* [Written task]: Transcribe the data in full and exactly, omitting any pictures.

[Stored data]

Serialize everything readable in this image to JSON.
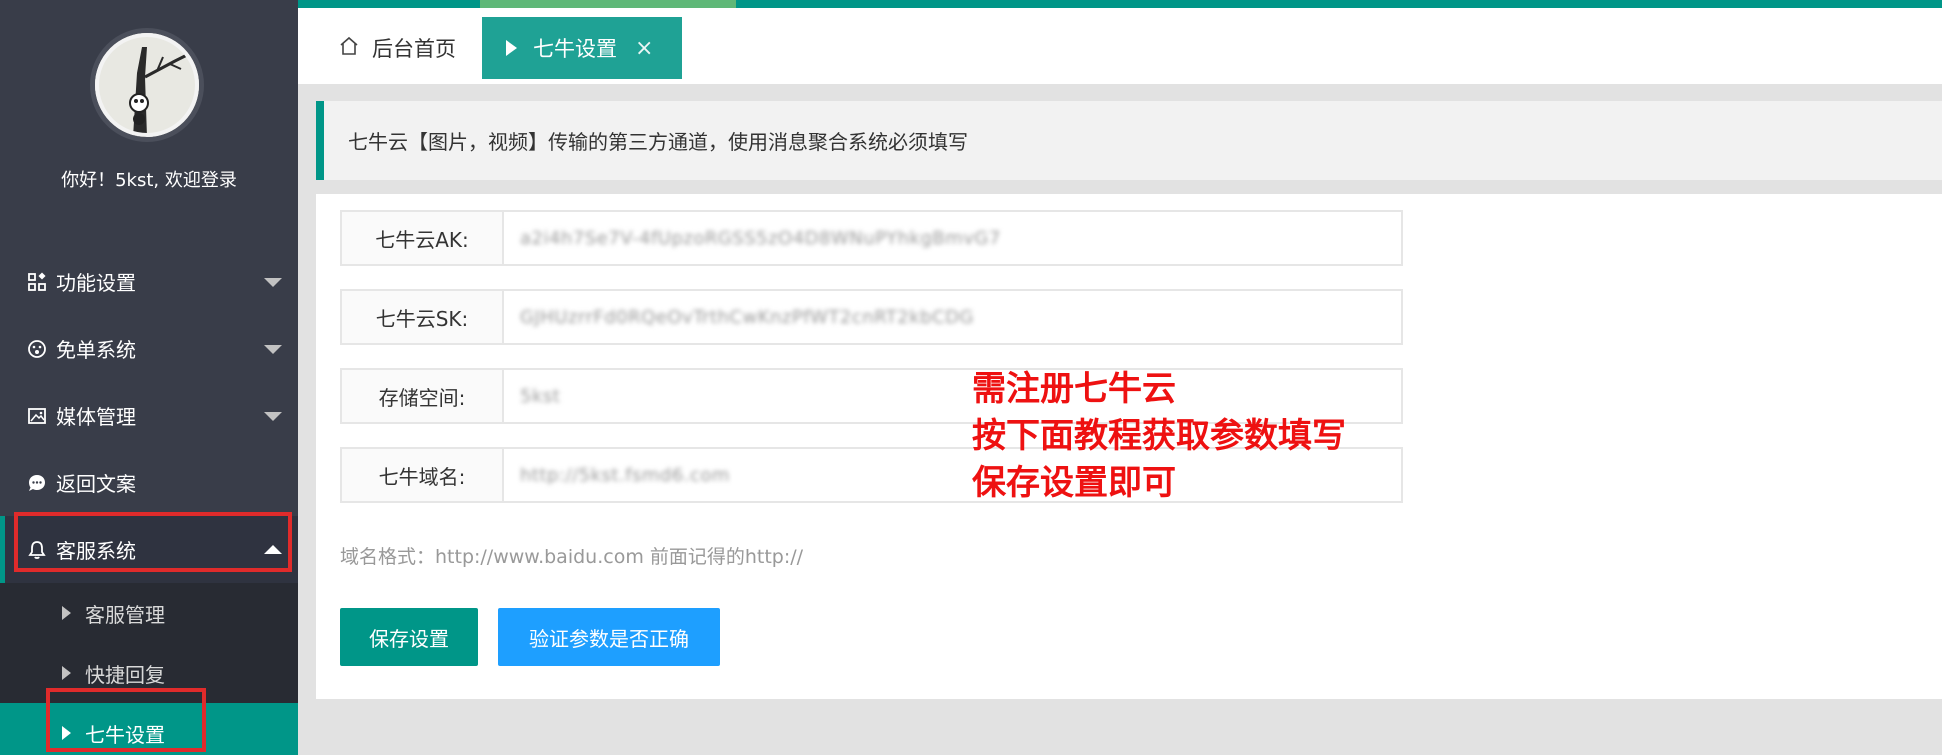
{
  "sidebar": {
    "greeting": "你好！5kst, 欢迎登录",
    "menu": [
      {
        "label": "功能设置",
        "icon": "apps-icon"
      },
      {
        "label": "免单系统",
        "icon": "face-icon"
      },
      {
        "label": "媒体管理",
        "icon": "picture-icon"
      },
      {
        "label": "返回文案",
        "icon": "chat-icon"
      },
      {
        "label": "客服系统",
        "icon": "bell-icon"
      }
    ],
    "submenu": [
      {
        "label": "客服管理"
      },
      {
        "label": "快捷回复"
      },
      {
        "label": "七牛设置"
      }
    ]
  },
  "tabs": {
    "home": "后台首页",
    "current": "七牛设置",
    "close": "×"
  },
  "notice": "七牛云【图片，视频】传输的第三方通道，使用消息聚合系统必须填写",
  "form": {
    "fields": [
      {
        "label": "七牛云AK:",
        "value": "a2i4h7Se7V-4fUpzoRGSS5zO4D8WNuPYhkgBmvG7"
      },
      {
        "label": "七牛云SK:",
        "value": "GJHUzrrFd0RQeOvTrthCwKnzPfWT2cnRT2kbCDG"
      },
      {
        "label": "存储空间:",
        "value": "5kst"
      },
      {
        "label": "七牛域名:",
        "value": "http://5kst.fsmd6.com"
      }
    ],
    "hint": "域名格式：http://www.baidu.com 前面记得的http://",
    "save_label": "保存设置",
    "verify_label": "验证参数是否正确"
  },
  "annotation": [
    "需注册七牛云",
    "按下面教程获取参数填写",
    "保存设置即可"
  ],
  "colors": {
    "accent": "#009688",
    "blue": "#1e9fff",
    "sidebar": "#393d49",
    "annotation": "#ee1111"
  }
}
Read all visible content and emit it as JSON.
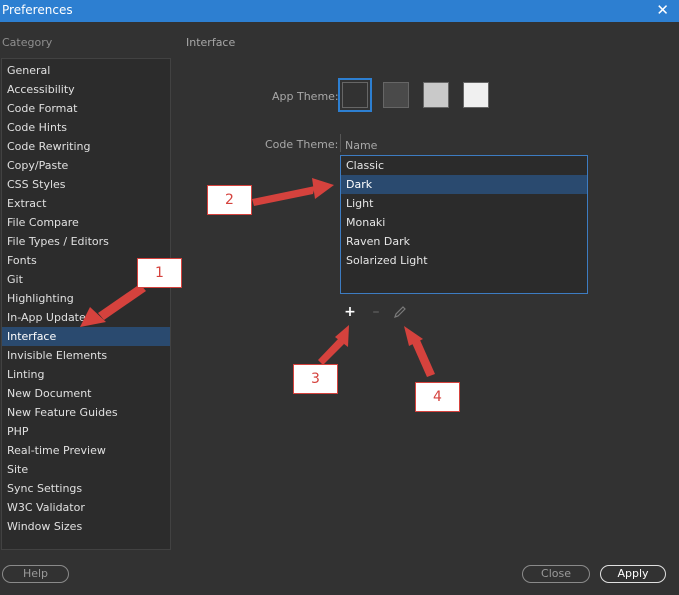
{
  "window": {
    "title": "Preferences"
  },
  "sidebar": {
    "label": "Category",
    "items": [
      "General",
      "Accessibility",
      "Code Format",
      "Code Hints",
      "Code Rewriting",
      "Copy/Paste",
      "CSS Styles",
      "Extract",
      "File Compare",
      "File Types / Editors",
      "Fonts",
      "Git",
      "Highlighting",
      "In-App Updates",
      "Interface",
      "Invisible Elements",
      "Linting",
      "New Document",
      "New Feature Guides",
      "PHP",
      "Real-time Preview",
      "Site",
      "Sync Settings",
      "W3C Validator",
      "Window Sizes"
    ],
    "selected": "Interface"
  },
  "panel": {
    "title": "Interface",
    "app_theme_label": "App Theme:",
    "app_theme_swatches": [
      "#323232",
      "#4a4a4a",
      "#c9c9c9",
      "#f0f0f0"
    ],
    "selected_swatch": 0,
    "code_theme_label": "Code Theme:",
    "list_header": "Name",
    "code_themes": [
      "Classic",
      "Dark",
      "Light",
      "Monaki",
      "Raven Dark",
      "Solarized Light"
    ],
    "selected_code_theme": "Dark",
    "icons": {
      "add": "plus-icon",
      "remove": "minus-icon",
      "edit": "pencil-icon"
    }
  },
  "annotations": [
    "1",
    "2",
    "3",
    "4"
  ],
  "buttons": {
    "help": "Help",
    "close": "Close",
    "apply": "Apply"
  },
  "colors": {
    "titlebar": "#2d7fd1",
    "selection": "#2a4a6f",
    "annotation": "#d5423d"
  }
}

* [Answer in full]:
Serialize everything readable in this image to JSON.
{
  "sidebar": {
    "greeting": "你好！5kst, 欢迎登录",
    "menu": [
      {
        "label": "功能设置",
        "icon": "apps-icon"
      },
      {
        "label": "免单系统",
        "icon": "face-icon"
      },
      {
        "label": "媒体管理",
        "icon": "picture-icon"
      },
      {
        "label": "返回文案",
        "icon": "chat-icon"
      },
      {
        "label": "客服系统",
        "icon": "bell-icon"
      }
    ],
    "submenu": [
      {
        "label": "客服管理"
      },
      {
        "label": "快捷回复"
      },
      {
        "label": "七牛设置"
      }
    ]
  },
  "tabs": {
    "home": "后台首页",
    "current": "七牛设置",
    "close": "×"
  },
  "notice": "七牛云【图片，视频】传输的第三方通道，使用消息聚合系统必须填写",
  "form": {
    "fields": [
      {
        "label": "七牛云AK:",
        "value": "a2i4h7Se7V-4fUpzoRGSS5zO4D8WNuPYhkgBmvG7"
      },
      {
        "label": "七牛云SK:",
        "value": "GJHUzrrFd0RQeOvTrthCwKnzPfWT2cnRT2kbCDG"
      },
      {
        "label": "存储空间:",
        "value": "5kst"
      },
      {
        "label": "七牛域名:",
        "value": "http://5kst.fsmd6.com"
      }
    ],
    "hint": "域名格式：http://www.baidu.com 前面记得的http://",
    "save_label": "保存设置",
    "verify_label": "验证参数是否正确"
  },
  "annotation": [
    "需注册七牛云",
    "按下面教程获取参数填写",
    "保存设置即可"
  ],
  "colors": {
    "accent": "#009688",
    "blue": "#1e9fff",
    "sidebar": "#393d49",
    "annotation": "#ee1111"
  }
}
Read all visible content and emit it as JSON.
{
  "window": {
    "title": "Preferences"
  },
  "sidebar": {
    "label": "Category",
    "items": [
      "General",
      "Accessibility",
      "Code Format",
      "Code Hints",
      "Code Rewriting",
      "Copy/Paste",
      "CSS Styles",
      "Extract",
      "File Compare",
      "File Types / Editors",
      "Fonts",
      "Git",
      "Highlighting",
      "In-App Updates",
      "Interface",
      "Invisible Elements",
      "Linting",
      "New Document",
      "New Feature Guides",
      "PHP",
      "Real-time Preview",
      "Site",
      "Sync Settings",
      "W3C Validator",
      "Window Sizes"
    ],
    "selected": "Interface"
  },
  "panel": {
    "title": "Interface",
    "app_theme_label": "App Theme:",
    "app_theme_swatches": [
      "#323232",
      "#4a4a4a",
      "#c9c9c9",
      "#f0f0f0"
    ],
    "selected_swatch": 0,
    "code_theme_label": "Code Theme:",
    "list_header": "Name",
    "code_themes": [
      "Classic",
      "Dark",
      "Light",
      "Monaki",
      "Raven Dark",
      "Solarized Light"
    ],
    "selected_code_theme": "Dark",
    "icons": {
      "add": "plus-icon",
      "remove": "minus-icon",
      "edit": "pencil-icon"
    }
  },
  "annotations": [
    "1",
    "2",
    "3",
    "4"
  ],
  "buttons": {
    "help": "Help",
    "close": "Close",
    "apply": "Apply"
  },
  "colors": {
    "titlebar": "#2d7fd1",
    "selection": "#2a4a6f",
    "annotation": "#d5423d"
  }
}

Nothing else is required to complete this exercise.